CONSIGNES:
1/ Extrayez de l'entretien sur le Synode le passage qui va de «Au début de» jusqu'à «laissé des traces?» inclus.
2/ D'après l'entretien sur le Synode, qui dirige la commission chargée de réfléchir à la polygamie?
3/ Prolongez l'entretien sur le Synode à partir de sa dernière phrase.

EXTRAIT CITÉ:
______

Au début de la session d’octobre, le prédicateur du Synode, le cardinal désigné Timothy Radcliffe, est revenu sur le déclaration Fiducia supplicans qui a autorisé la bénédiction des couples de même sexe. Dans le monde et en Afrique particulièrement, des évêques avaient pris leurs distances par rapport au texte. Sentez-vous que cette déclaration inattendue a laissé des traces?
Pour répondre à cette question, je vais parler d’un sujet qui concerne l’Afrique: la polygamie. Quelle réponse pastorale pouvons-nous apporter à un converti qui a plusieurs femmes? Ce sujet est en train d’être travaillé par une commission dirigée par le cardinal Ambongo, archevêque de Kinshasa. Il a présenté en début de session à toute l’assemblée l’état de la réflexion, en expliquant notre contexte spécifique. Quand les travaux de la commission auront bien avancé, nous viendrons soumettre au Saint-Père les éléments et les propositions pastorales. Il y aura donc un va-et-vient avec Rome. C’est sans doute cela qui a manqué avec Fiducia supplicans.
«En Afrique, nous prenons le temps de parler des choses et nous avons le respect des aînés»
Par ailleurs, la réception de ce texte dans certaines régions du monde n’a pas été assez prise en compte en amont. Dans certaines sociétés, cette déclaration n’est pas applicable en l’état. Il y a donc eu un problème de méthode. Je crois que tout le monde a compris et je ne sens pas ici de crispation. Nous continuons d’avancer, en dialoguant et en apprenant.
Sur la place et le rôle des femmes dans l’Église, certains évêques jugent opportun, compte-tenu de leur contexte, d’avancer vers le diaconat féminin. Peut-on s’adapter aux besoins des Églises locales tout en gardant l’unité de l’Église? Comment?

______

DOCUMENTS FOURNIS:
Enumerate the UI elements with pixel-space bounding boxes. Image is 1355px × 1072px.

______

RÉPONSES PAR CONSIGNE:
1/
Au début de la session d’octobre, le prédicateur du Synode, le cardinal désigné Timothy Radcliffe, est revenu sur le déclaration Fiducia supplicans qui a autorisé la bénédiction des couples de même sexe. Dans le monde et en Afrique particulièrement, des évêques avaient pris leurs distances par rapport au texte. Sentez-vous que cette déclaration inattendue a laissé des traces?

2/ Le cardinal Ambongo, archevêque de Kinshasa.

3/
Cette question spécifique se pose surtout en Europe. Je crois qu’il faudrait d’abord que les conférences épiscopales européennes puissent prendre le temps de réfléchir au sujet et d’essayer de tracer une voie. Ensuite, il faudrait que cette réflexion soit présentée aux autres Églises pour qu’un retour puisse être réalisé. Enfin, c’est à Rome de garantir l’unité. Dans l’Église, on ne peut pas faire cavalier seul ni généraliser un cas particulier s’il met en difficulté l’unité de l’Église.
Lors du Synode sur l’Amazonie, la question de l’ordination des ‘viri probati’ [hommes mariés jugés mûrs, NDLR] a beaucoup fait parler. Il y a eu des retours avec Rome qui finalement n’a pas jugé d’aller plus loin en ce sens. En Afrique, les femmes sont très actives dans la vie de l’Église. Sont-elles malheureuses?
Quelle est la singularité de l’Afrique dans ce synode?
En Afrique, nous prenons le temps de parler des choses et nous avons le respect des aînés. Vous connaissez l’arbre à palabres? C’est le lieu qui permet de nous réunir en société et de vider notre sac pour trouver des solutions aux difficultés. À la fin, une fois que tout le monde a parlé, le chef avec ses conseillers revient pour trancher. Nous avons cette culture.
Le catholicisme en Afrique est en croissance et représente une grande partie des vocations de demain. Néanmoins, certains observent que l’Afrique n’est pas assez présente à la Curie romaine ou bien dans le collège des cardinaux. Le catholicisme africain souffre-t-il d’un manque de représentation?
Nous entendons cela aussi et le faisons remonter. Évidemment, ce n’est pas à nous de choisir les cardinaux ou les préfets! Le pape a toujours le dernier mot. L’Église en Afrique a des choses à dire et je crois qu’elle le dit aujourd’hui avec une grande liberté. (cath.ch/imedia/hl/rz)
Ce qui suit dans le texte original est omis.